What you are asked to do => Here are some records; copy every line that holds the word "title".

Available records =>
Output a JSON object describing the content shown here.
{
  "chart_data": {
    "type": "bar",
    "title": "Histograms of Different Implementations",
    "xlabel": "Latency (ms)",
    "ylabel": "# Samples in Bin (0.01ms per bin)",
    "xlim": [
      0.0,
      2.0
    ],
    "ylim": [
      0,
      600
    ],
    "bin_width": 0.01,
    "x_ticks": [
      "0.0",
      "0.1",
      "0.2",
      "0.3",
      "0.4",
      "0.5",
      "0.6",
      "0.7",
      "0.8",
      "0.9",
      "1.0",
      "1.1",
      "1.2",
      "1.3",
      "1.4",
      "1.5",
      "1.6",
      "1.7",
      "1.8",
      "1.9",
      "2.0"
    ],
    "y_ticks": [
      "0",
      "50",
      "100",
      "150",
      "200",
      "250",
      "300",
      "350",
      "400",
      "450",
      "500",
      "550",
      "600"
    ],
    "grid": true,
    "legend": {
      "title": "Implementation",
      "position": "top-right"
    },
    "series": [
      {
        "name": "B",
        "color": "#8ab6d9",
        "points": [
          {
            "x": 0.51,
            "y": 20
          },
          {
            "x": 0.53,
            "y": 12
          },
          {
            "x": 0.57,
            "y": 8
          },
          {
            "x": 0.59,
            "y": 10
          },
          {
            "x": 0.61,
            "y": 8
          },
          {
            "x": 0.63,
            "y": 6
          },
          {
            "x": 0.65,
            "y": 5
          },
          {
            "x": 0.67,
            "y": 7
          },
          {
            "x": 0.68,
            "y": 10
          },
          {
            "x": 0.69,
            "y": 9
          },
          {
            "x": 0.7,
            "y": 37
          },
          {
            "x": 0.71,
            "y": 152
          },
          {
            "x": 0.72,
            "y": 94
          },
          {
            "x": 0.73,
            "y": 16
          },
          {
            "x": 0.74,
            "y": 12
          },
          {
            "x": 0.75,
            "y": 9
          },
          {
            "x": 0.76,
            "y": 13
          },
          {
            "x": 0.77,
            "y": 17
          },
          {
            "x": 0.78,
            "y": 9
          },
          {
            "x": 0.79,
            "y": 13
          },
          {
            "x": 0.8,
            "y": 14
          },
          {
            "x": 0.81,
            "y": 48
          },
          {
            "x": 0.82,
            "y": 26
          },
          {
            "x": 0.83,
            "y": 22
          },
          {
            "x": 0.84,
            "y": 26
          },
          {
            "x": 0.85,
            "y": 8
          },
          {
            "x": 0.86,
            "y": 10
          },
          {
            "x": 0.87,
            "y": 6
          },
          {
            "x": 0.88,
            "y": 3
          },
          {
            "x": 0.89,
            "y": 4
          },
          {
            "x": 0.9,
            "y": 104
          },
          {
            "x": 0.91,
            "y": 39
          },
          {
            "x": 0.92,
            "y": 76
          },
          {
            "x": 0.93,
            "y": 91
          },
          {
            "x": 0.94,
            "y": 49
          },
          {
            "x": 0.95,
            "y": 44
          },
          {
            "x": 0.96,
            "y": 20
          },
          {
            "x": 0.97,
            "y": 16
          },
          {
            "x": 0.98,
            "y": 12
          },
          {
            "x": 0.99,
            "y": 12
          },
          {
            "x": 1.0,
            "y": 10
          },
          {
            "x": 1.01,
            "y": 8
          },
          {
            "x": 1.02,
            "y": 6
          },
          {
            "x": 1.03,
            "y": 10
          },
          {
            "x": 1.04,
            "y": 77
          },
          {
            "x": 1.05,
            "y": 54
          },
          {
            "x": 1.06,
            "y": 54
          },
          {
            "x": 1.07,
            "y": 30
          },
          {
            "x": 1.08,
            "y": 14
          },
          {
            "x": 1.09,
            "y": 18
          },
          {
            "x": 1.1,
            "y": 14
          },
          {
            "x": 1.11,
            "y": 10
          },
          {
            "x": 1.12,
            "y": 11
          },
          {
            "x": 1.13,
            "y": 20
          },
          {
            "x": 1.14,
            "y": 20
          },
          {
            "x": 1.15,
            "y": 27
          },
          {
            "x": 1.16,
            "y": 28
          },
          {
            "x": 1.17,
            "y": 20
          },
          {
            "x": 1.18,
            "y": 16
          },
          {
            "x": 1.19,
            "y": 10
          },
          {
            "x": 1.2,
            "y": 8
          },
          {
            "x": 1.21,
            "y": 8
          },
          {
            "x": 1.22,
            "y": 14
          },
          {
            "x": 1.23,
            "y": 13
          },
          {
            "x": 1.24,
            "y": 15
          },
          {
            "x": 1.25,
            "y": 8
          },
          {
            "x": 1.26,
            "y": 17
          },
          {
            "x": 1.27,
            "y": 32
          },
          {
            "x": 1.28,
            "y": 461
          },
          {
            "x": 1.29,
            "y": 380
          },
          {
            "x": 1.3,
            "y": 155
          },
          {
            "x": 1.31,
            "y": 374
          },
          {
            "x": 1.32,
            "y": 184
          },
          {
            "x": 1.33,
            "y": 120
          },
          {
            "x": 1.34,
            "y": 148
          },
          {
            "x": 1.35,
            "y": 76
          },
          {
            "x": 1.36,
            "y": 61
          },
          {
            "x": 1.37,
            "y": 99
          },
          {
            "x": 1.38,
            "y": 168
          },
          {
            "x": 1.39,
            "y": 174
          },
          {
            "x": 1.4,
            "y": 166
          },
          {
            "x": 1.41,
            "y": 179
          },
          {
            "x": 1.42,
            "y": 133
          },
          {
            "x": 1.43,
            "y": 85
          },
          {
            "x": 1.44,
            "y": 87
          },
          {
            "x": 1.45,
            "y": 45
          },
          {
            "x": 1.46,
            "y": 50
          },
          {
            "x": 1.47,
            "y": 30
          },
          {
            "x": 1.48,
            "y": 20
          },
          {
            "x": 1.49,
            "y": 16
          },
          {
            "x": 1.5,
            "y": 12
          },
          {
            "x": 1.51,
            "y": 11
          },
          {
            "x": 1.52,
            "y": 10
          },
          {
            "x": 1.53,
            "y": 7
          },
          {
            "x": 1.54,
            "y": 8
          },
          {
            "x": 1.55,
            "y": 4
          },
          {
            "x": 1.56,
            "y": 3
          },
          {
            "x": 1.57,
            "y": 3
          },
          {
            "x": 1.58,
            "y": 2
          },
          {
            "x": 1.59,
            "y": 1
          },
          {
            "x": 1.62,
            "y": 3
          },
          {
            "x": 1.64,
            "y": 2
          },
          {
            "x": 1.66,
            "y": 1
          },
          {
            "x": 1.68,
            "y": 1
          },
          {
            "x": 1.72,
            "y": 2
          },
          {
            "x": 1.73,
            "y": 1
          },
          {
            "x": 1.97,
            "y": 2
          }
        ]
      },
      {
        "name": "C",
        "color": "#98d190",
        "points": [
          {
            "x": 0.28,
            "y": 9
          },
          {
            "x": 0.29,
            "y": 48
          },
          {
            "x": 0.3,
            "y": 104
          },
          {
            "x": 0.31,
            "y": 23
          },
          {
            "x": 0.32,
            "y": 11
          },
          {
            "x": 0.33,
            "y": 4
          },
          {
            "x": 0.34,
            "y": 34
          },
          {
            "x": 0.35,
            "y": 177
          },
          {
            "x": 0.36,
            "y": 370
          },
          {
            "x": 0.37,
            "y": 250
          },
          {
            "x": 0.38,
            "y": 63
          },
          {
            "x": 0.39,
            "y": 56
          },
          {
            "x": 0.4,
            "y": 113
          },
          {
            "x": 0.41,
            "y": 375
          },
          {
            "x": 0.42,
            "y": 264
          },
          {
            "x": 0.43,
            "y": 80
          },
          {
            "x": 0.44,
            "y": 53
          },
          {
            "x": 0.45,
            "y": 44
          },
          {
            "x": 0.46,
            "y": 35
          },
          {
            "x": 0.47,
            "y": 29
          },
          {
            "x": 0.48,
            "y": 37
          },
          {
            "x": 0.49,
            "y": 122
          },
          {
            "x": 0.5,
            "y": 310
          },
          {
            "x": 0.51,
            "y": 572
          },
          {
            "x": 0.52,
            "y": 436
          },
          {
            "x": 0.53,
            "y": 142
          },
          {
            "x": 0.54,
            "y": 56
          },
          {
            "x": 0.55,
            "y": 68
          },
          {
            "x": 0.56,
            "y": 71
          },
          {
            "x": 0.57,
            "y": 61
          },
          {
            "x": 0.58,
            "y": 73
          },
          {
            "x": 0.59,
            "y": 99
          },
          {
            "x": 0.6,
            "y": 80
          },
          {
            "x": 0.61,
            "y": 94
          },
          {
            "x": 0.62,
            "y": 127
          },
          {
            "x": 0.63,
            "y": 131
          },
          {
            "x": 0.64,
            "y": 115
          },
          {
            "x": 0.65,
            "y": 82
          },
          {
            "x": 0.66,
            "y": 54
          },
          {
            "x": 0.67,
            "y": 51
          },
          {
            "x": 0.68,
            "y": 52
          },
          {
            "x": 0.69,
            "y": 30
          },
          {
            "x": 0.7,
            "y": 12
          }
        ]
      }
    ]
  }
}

Written response =>
    "title": "Histograms of Different Implementations",
      "title": "Implementation",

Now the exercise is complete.